--- Start SUPPLIED RECORDS ---
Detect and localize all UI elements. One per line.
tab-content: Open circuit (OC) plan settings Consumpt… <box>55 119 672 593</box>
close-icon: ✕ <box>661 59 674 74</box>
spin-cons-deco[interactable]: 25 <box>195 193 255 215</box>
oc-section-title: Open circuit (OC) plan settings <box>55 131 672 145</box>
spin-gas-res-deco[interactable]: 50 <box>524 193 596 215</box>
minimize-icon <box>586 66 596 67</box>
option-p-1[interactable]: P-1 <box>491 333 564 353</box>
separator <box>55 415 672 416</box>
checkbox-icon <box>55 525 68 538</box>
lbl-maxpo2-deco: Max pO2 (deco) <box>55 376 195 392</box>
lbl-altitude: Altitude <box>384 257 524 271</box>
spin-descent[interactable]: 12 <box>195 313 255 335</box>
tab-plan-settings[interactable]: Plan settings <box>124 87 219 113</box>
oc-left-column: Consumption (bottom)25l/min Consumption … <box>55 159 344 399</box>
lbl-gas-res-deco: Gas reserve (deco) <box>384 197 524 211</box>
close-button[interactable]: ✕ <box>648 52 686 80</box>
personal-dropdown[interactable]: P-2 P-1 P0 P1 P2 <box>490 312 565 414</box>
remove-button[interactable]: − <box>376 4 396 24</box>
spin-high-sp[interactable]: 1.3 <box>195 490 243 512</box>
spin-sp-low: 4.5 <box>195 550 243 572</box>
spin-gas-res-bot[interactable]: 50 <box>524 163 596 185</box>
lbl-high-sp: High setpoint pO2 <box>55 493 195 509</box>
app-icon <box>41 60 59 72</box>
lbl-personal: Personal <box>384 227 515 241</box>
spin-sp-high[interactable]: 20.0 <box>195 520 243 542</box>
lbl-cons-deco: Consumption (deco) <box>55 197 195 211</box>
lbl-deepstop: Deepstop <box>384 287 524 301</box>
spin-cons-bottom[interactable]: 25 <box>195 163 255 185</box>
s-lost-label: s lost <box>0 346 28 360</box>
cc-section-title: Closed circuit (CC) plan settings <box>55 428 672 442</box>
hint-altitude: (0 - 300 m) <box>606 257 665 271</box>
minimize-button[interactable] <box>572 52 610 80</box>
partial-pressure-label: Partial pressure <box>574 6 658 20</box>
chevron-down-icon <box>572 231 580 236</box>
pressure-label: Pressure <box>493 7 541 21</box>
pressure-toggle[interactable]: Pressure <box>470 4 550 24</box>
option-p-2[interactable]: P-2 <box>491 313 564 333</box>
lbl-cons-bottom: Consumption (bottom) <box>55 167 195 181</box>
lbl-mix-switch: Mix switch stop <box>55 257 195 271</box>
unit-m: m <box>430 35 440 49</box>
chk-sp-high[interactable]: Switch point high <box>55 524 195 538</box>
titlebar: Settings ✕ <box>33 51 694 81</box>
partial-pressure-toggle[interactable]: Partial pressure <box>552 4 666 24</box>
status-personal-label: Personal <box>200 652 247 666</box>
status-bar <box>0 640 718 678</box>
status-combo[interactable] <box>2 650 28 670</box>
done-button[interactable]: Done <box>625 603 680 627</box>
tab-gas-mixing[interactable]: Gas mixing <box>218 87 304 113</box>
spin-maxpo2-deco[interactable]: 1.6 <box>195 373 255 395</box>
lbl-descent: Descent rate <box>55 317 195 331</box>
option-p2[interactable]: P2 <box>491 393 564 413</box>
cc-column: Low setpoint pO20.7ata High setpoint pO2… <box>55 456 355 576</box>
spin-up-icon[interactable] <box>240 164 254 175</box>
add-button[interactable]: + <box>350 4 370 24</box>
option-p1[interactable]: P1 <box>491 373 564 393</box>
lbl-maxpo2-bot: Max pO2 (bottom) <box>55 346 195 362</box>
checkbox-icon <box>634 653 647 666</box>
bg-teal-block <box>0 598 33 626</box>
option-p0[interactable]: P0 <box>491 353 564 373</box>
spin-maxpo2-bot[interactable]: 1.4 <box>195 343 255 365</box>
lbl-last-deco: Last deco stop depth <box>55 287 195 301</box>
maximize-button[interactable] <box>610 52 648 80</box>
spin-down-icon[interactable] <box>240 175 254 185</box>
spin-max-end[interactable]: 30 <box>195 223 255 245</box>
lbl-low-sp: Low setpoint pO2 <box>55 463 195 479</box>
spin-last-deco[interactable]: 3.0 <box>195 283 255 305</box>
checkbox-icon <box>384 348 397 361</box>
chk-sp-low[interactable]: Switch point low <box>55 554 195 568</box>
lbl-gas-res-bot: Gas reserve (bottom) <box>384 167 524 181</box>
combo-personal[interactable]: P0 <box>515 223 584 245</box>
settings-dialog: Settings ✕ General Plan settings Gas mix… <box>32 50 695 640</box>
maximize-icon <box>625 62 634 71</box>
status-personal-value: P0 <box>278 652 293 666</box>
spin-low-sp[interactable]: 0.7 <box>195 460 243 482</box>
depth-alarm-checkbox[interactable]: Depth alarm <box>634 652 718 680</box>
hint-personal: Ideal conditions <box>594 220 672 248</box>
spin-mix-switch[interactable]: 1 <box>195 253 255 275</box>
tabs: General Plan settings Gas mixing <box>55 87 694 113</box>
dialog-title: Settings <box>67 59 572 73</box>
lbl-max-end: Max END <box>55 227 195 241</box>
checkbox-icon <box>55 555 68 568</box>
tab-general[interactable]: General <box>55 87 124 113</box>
--- End SUPPLIED RECORDS ---
GIVEN REQUEST
Lay out every row above as a Markdown table with two columns, Line and Text. Number each line in order and skip any blank ones.

SOLUTION
| Line | Text |
|---|---|
| 1 | Detect and localize all UI elements. One per line. |
| 2 | tab-content: Open circuit (OC) plan settings Consumpt… <box>55 119 672 593</box> |
| 3 | close-icon: ✕ <box>661 59 674 74</box> |
| 4 | spin-cons-deco[interactable]: 25 <box>195 193 255 215</box> |
| 5 | oc-section-title: Open circuit (OC) plan settings <box>55 131 672 145</box> |
| 6 | spin-gas-res-deco[interactable]: 50 <box>524 193 596 215</box> |
| 7 | minimize-icon <box>586 66 596 67</box> |
| 8 | option-p-1[interactable]: P-1 <box>491 333 564 353</box> |
| 9 | separator <box>55 415 672 416</box> |
| 10 | checkbox-icon <box>55 525 68 538</box> |
| 11 | lbl-maxpo2-deco: Max pO2 (deco) <box>55 376 195 392</box> |
| 12 | lbl-altitude: Altitude <box>384 257 524 271</box> |
| 13 | spin-descent[interactable]: 12 <box>195 313 255 335</box> |
| 14 | tab-plan-settings[interactable]: Plan settings <box>124 87 219 113</box> |
| 15 | oc-left-column: Consumption (bottom)25l/min Consumption … <box>55 159 344 399</box> |
| 16 | lbl-gas-res-deco: Gas reserve (deco) <box>384 197 524 211</box> |
| 17 | close-button[interactable]: ✕ <box>648 52 686 80</box> |
| 18 | personal-dropdown[interactable]: P-2 P-1 P0 P1 P2 <box>490 312 565 414</box> |
| 19 | remove-button[interactable]: − <box>376 4 396 24</box> |
| 20 | spin-high-sp[interactable]: 1.3 <box>195 490 243 512</box> |
| 21 | spin-sp-low: 4.5 <box>195 550 243 572</box> |
| 22 | spin-gas-res-bot[interactable]: 50 <box>524 163 596 185</box> |
| 23 | lbl-high-sp: High setpoint pO2 <box>55 493 195 509</box> |
| 24 | app-icon <box>41 60 59 72</box> |
| 25 | lbl-personal: Personal <box>384 227 515 241</box> |
| 26 | spin-sp-high[interactable]: 20.0 <box>195 520 243 542</box> |
| 27 | lbl-cons-deco: Consumption (deco) <box>55 197 195 211</box> |
| 28 | lbl-deepstop: Deepstop <box>384 287 524 301</box> |
| 29 | spin-cons-bottom[interactable]: 25 <box>195 163 255 185</box> |
| 30 | s-lost-label: s lost <box>0 346 28 360</box> |
| 31 | cc-section-title: Closed circuit (CC) plan settings <box>55 428 672 442</box> |
| 32 | hint-altitude: (0 - 300 m) <box>606 257 665 271</box> |
| 33 | minimize-button[interactable] <box>572 52 610 80</box> |
| 34 | partial-pressure-label: Partial pressure <box>574 6 658 20</box> |
| 35 | chevron-down-icon <box>572 231 580 236</box> |
| 36 | pressure-label: Pressure <box>493 7 541 21</box> |
| 37 | pressure-toggle[interactable]: Pressure <box>470 4 550 24</box> |
| 38 | option-p-2[interactable]: P-2 <box>491 313 564 333</box> |
| 39 | lbl-cons-bottom: Consumption (bottom) <box>55 167 195 181</box> |
| 40 | lbl-mix-switch: Mix switch stop <box>55 257 195 271</box> |
| 41 | unit-m: m <box>430 35 440 49</box> |
| 42 | chk-sp-high[interactable]: Switch point high <box>55 524 195 538</box> |
| 43 | titlebar: Settings ✕ <box>33 51 694 81</box> |
| 44 | partial-pressure-toggle[interactable]: Partial pressure <box>552 4 666 24</box> |
| 45 | status-personal-label: Personal <box>200 652 247 666</box> |
| 46 | status-bar <box>0 640 718 678</box> |
| 47 | status-combo[interactable] <box>2 650 28 670</box> |
| 48 | done-button[interactable]: Done <box>625 603 680 627</box> |
| 49 | tab-gas-mixing[interactable]: Gas mixing <box>218 87 304 113</box> |
| 50 | spin-maxpo2-deco[interactable]: 1.6 <box>195 373 255 395</box> |
| 51 | lbl-descent: Descent rate <box>55 317 195 331</box> |
| 52 | option-p2[interactable]: P2 <box>491 393 564 413</box> |
| 53 | cc-column: Low setpoint pO20.7ata High setpoint pO2… <box>55 456 355 576</box> |
| 54 | spin-up-icon[interactable] <box>240 164 254 175</box> |
| 55 | add-button[interactable]: + <box>350 4 370 24</box> |
| 56 | option-p1[interactable]: P1 <box>491 373 564 393</box> |
| 57 | lbl-maxpo2-bot: Max pO2 (bottom) <box>55 346 195 362</box> |
| 58 | checkbox-icon <box>634 653 647 666</box> |
| 59 | bg-teal-block <box>0 598 33 626</box> |
| 60 | option-p0[interactable]: P0 <box>491 353 564 373</box> |
| 61 | spin-maxpo2-bot[interactable]: 1.4 <box>195 343 255 365</box> |
| 62 | lbl-last-deco: Last deco stop depth <box>55 287 195 301</box> |
| 63 | maximize-button[interactable] <box>610 52 648 80</box> |
| 64 | spin-down-icon[interactable] <box>240 175 254 185</box> |
| 65 | spin-max-end[interactable]: 30 <box>195 223 255 245</box> |
| 66 | lbl-low-sp: Low setpoint pO2 <box>55 463 195 479</box> |
| 67 | spin-last-deco[interactable]: 3.0 <box>195 283 255 305</box> |
| 68 | checkbox-icon <box>384 348 397 361</box> |
| 69 | chk-sp-low[interactable]: Switch point low <box>55 554 195 568</box> |
| 70 | lbl-gas-res-bot: Gas reserve (bottom) <box>384 167 524 181</box> |
| 71 | combo-personal[interactable]: P0 <box>515 223 584 245</box> |
| 72 | settings-dialog: Settings ✕ General Plan settings Gas mix… <box>32 50 695 640</box> |
| 73 | maximize-icon <box>625 62 634 71</box> |
| 74 | status-personal-value: P0 <box>278 652 293 666</box> |
| 75 | spin-low-sp[interactable]: 0.7 <box>195 460 243 482</box> |
| 76 | depth-alarm-checkbox[interactable]: Depth alarm <box>634 652 718 680</box> |
| 77 | hint-personal: Ideal conditions <box>594 220 672 248</box> |
| 78 | spin-mix-switch[interactable]: 1 <box>195 253 255 275</box> |
| 79 | tabs: General Plan settings Gas mixing <box>55 87 694 113</box> |
| 80 | dialog-title: Settings <box>67 59 572 73</box> |
| 81 | lbl-max-end: Max END <box>55 227 195 241</box> |
| 82 | checkbox-icon <box>55 555 68 568</box> |
| 83 | tab-general[interactable]: General <box>55 87 124 113</box> |